Reproduce the listing below verbatim.

Dataset entries:

----------------------------------------

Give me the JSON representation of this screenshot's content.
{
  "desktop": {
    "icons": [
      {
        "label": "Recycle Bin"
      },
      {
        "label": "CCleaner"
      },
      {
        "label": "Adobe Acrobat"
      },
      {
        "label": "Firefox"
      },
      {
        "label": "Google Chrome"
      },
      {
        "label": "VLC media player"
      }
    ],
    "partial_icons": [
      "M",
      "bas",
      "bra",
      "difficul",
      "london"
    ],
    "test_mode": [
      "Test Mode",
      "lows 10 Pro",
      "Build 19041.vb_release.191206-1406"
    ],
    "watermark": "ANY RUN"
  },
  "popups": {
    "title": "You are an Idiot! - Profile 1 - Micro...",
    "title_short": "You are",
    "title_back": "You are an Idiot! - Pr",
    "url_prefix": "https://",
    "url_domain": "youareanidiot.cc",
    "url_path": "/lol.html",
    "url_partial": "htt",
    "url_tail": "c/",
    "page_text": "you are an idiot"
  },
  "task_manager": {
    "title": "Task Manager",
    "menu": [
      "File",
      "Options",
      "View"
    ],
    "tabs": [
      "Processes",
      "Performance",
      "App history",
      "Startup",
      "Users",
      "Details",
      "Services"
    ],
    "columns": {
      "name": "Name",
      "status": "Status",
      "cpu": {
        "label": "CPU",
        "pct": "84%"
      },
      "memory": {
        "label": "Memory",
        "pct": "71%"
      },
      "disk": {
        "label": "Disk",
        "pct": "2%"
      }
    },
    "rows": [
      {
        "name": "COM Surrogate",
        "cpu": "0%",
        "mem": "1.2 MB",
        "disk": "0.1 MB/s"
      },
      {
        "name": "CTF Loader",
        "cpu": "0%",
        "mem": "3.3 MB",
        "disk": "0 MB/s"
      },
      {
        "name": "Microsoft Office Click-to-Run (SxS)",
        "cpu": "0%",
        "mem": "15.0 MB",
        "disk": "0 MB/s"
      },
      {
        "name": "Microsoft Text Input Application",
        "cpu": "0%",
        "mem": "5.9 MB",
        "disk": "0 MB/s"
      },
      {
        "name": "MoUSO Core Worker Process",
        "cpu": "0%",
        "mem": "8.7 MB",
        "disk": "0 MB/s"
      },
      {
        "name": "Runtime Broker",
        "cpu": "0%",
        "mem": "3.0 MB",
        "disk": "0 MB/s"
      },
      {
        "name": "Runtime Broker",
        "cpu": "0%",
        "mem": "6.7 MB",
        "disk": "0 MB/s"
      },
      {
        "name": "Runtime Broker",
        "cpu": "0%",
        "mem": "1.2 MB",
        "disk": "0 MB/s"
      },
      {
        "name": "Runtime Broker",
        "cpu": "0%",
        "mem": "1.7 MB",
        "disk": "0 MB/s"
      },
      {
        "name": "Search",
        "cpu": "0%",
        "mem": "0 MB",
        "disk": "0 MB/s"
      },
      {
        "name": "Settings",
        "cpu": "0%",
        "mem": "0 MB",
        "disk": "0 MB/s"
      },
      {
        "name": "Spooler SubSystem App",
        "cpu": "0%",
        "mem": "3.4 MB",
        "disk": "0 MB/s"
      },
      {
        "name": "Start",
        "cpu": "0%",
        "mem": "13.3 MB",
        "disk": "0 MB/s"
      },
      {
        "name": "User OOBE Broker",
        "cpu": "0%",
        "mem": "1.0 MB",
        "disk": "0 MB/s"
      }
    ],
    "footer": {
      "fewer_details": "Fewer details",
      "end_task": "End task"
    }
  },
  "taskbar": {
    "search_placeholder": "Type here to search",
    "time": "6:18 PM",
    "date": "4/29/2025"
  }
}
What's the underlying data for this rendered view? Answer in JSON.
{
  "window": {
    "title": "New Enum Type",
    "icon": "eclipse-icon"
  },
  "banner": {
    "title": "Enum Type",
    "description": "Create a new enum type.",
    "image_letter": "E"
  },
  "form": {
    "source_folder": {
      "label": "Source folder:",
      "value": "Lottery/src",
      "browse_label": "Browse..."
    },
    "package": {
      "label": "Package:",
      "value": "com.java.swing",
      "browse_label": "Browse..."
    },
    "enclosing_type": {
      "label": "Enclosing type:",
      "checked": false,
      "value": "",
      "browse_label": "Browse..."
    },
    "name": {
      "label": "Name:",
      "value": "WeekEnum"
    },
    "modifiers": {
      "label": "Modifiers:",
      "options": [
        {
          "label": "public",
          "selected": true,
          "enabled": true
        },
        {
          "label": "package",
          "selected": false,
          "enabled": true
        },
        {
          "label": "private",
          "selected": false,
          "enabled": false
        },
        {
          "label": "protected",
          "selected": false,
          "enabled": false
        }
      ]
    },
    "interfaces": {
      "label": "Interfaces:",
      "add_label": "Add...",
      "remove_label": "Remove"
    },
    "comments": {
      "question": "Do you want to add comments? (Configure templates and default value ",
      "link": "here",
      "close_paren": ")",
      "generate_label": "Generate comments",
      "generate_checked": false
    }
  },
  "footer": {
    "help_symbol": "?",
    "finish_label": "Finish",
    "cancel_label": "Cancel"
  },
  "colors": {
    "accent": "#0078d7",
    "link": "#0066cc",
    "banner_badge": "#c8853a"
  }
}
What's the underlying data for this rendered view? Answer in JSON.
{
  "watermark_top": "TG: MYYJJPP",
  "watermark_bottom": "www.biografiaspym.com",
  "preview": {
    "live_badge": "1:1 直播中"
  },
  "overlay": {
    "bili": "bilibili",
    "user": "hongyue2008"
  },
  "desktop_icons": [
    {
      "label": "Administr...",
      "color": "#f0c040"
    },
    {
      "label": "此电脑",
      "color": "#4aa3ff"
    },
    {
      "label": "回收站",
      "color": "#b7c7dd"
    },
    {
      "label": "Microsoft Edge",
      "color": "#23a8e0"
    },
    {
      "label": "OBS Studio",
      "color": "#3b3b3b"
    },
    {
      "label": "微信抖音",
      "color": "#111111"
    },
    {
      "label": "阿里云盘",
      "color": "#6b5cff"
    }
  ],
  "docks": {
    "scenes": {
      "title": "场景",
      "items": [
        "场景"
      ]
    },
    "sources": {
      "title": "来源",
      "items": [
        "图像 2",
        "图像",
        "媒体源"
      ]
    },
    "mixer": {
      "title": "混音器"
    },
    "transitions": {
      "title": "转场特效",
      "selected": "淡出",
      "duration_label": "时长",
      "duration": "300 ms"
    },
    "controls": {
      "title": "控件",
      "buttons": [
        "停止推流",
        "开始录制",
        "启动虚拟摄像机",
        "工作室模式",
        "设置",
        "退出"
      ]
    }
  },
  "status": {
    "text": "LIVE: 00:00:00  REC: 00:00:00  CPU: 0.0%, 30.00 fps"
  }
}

----------------------------------------

### REPLY TO THE EXERCISE
Give me the JSON representation of this screenshot's content.
{
  "desktop": {
    "icons": [
      {
        "label": "Recycle Bin"
      },
      {
        "label": "CCleaner"
      },
      {
        "label": "Adobe Acrobat"
      },
      {
        "label": "Firefox"
      },
      {
        "label": "Google Chrome"
      },
      {
        "label": "VLC media player"
      }
    ],
    "partial_icons": [
      "M",
      "bas",
      "bra",
      "difficul",
      "london"
    ],
    "test_mode": [
      "Test Mode",
      "lows 10 Pro",
      "Build 19041.vb_release.191206-1406"
    ],
    "watermark": "ANY RUN"
  },
  "popups": {
    "title": "You are an Idiot! - Profile 1 - Micro...",
    "title_short": "You are",
    "title_back": "You are an Idiot! - Pr",
    "url_prefix": "https://",
    "url_domain": "youareanidiot.cc",
    "url_path": "/lol.html",
    "url_partial": "htt",
    "url_tail": "c/",
    "page_text": "you are an idiot"
  },
  "task_manager": {
    "title": "Task Manager",
    "menu": [
      "File",
      "Options",
      "View"
    ],
    "tabs": [
      "Processes",
      "Performance",
      "App history",
      "Startup",
      "Users",
      "Details",
      "Services"
    ],
    "columns": {
      "name": "Name",
      "status": "Status",
      "cpu": {
        "label": "CPU",
        "pct": "84%"
      },
      "memory": {
        "label": "Memory",
        "pct": "71%"
      },
      "disk": {
        "label": "Disk",
        "pct": "2%"
      }
    },
    "rows": [
      {
        "name": "COM Surrogate",
        "cpu": "0%",
        "mem": "1.2 MB",
        "disk": "0.1 MB/s"
      },
      {
        "name": "CTF Loader",
        "cpu": "0%",
        "mem": "3.3 MB",
        "disk": "0 MB/s"
      },
      {
        "name": "Microsoft Office Click-to-Run (SxS)",
        "cpu": "0%",
        "mem": "15.0 MB",
        "disk": "0 MB/s"
      },
      {
        "name": "Microsoft Text Input Application",
        "cpu": "0%",
        "mem": "5.9 MB",
        "disk": "0 MB/s"
      },
      {
        "name": "MoUSO Core Worker Process",
        "cpu": "0%",
        "mem": "8.7 MB",
        "disk": "0 MB/s"
      },
      {
        "name": "Runtime Broker",
        "cpu": "0%",
        "mem": "3.0 MB",
        "disk": "0 MB/s"
      },
      {
        "name": "Runtime Broker",
        "cpu": "0%",
        "mem": "6.7 MB",
        "disk": "0 MB/s"
      },
      {
        "name": "Runtime Broker",
        "cpu": "0%",
        "mem": "1.2 MB",
        "disk": "0 MB/s"
      },
      {
        "name": "Runtime Broker",
        "cpu": "0%",
        "mem": "1.7 MB",
        "disk": "0 MB/s"
      },
      {
        "name": "Search",
        "cpu": "0%",
        "mem": "0 MB",
        "disk": "0 MB/s"
      },
      {
        "name": "Settings",
        "cpu": "0%",
        "mem": "0 MB",
        "disk": "0 MB/s"
      },
      {
        "name": "Spooler SubSystem App",
        "cpu": "0%",
        "mem": "3.4 MB",
        "disk": "0 MB/s"
      },
      {
        "name": "Start",
        "cpu": "0%",
        "mem": "13.3 MB",
        "disk": "0 MB/s"
      },
      {
        "name": "User OOBE Broker",
        "cpu": "0%",
        "mem": "1.0 MB",
        "disk": "0 MB/s"
      }
    ],
    "footer": {
      "fewer_details": "Fewer details",
      "end_task": "End task"
    }
  },
  "taskbar": {
    "search_placeholder": "Type here to search",
    "time": "6:18 PM",
    "date": "4/29/2025"
  }
}
What's the underlying data for this rendered view? Answer in JSON.
{
  "window": {
    "title": "New Enum Type",
    "icon": "eclipse-icon"
  },
  "banner": {
    "title": "Enum Type",
    "description": "Create a new enum type.",
    "image_letter": "E"
  },
  "form": {
    "source_folder": {
      "label": "Source folder:",
      "value": "Lottery/src",
      "browse_label": "Browse..."
    },
    "package": {
      "label": "Package:",
      "value": "com.java.swing",
      "browse_label": "Browse..."
    },
    "enclosing_type": {
      "label": "Enclosing type:",
      "checked": false,
      "value": "",
      "browse_label": "Browse..."
    },
    "name": {
      "label": "Name:",
      "value": "WeekEnum"
    },
    "modifiers": {
      "label": "Modifiers:",
      "options": [
        {
          "label": "public",
          "selected": true,
          "enabled": true
        },
        {
          "label": "package",
          "selected": false,
          "enabled": true
        },
        {
          "label": "private",
          "selected": false,
          "enabled": false
        },
        {
          "label": "protected",
          "selected": false,
          "enabled": false
        }
      ]
    },
    "interfaces": {
      "label": "Interfaces:",
      "add_label": "Add...",
      "remove_label": "Remove"
    },
    "comments": {
      "question": "Do you want to add comments? (Configure templates and default value ",
      "link": "here",
      "close_paren": ")",
      "generate_label": "Generate comments",
      "generate_checked": false
    }
  },
  "footer": {
    "help_symbol": "?",
    "finish_label": "Finish",
    "cancel_label": "Cancel"
  },
  "colors": {
    "accent": "#0078d7",
    "link": "#0066cc",
    "banner_badge": "#c8853a"
  }
}
What's the underlying data for this rendered view? Answer in JSON.
{
  "watermark_top": "TG: MYYJJPP",
  "watermark_bottom": "www.biografiaspym.com",
  "preview": {
    "live_badge": "1:1 直播中"
  },
  "overlay": {
    "bili": "bilibili",
    "user": "hongyue2008"
  },
  "desktop_icons": [
    {
      "label": "Administr...",
      "color": "#f0c040"
    },
    {
      "label": "此电脑",
      "color": "#4aa3ff"
    },
    {
      "label": "回收站",
      "color": "#b7c7dd"
    },
    {
      "label": "Microsoft Edge",
      "color": "#23a8e0"
    },
    {
      "label": "OBS Studio",
      "color": "#3b3b3b"
    },
    {
      "label": "微信抖音",
      "color": "#111111"
    },
    {
      "label": "阿里云盘",
      "color": "#6b5cff"
    }
  ],
  "docks": {
    "scenes": {
      "title": "场景",
      "items": [
        "场景"
      ]
    },
    "sources": {
      "title": "来源",
      "items": [
        "图像 2",
        "图像",
        "媒体源"
      ]
    },
    "mixer": {
      "title": "混音器"
    },
    "transitions": {
      "title": "转场特效",
      "selected": "淡出",
      "duration_label": "时长",
      "duration": "300 ms"
    },
    "controls": {
      "title": "控件",
      "buttons": [
        "停止推流",
        "开始录制",
        "启动虚拟摄像机",
        "工作室模式",
        "设置",
        "退出"
      ]
    }
  },
  "status": {
    "text": "LIVE: 00:00:00  REC: 00:00:00  CPU: 0.0%, 30.00 fps"
  }
}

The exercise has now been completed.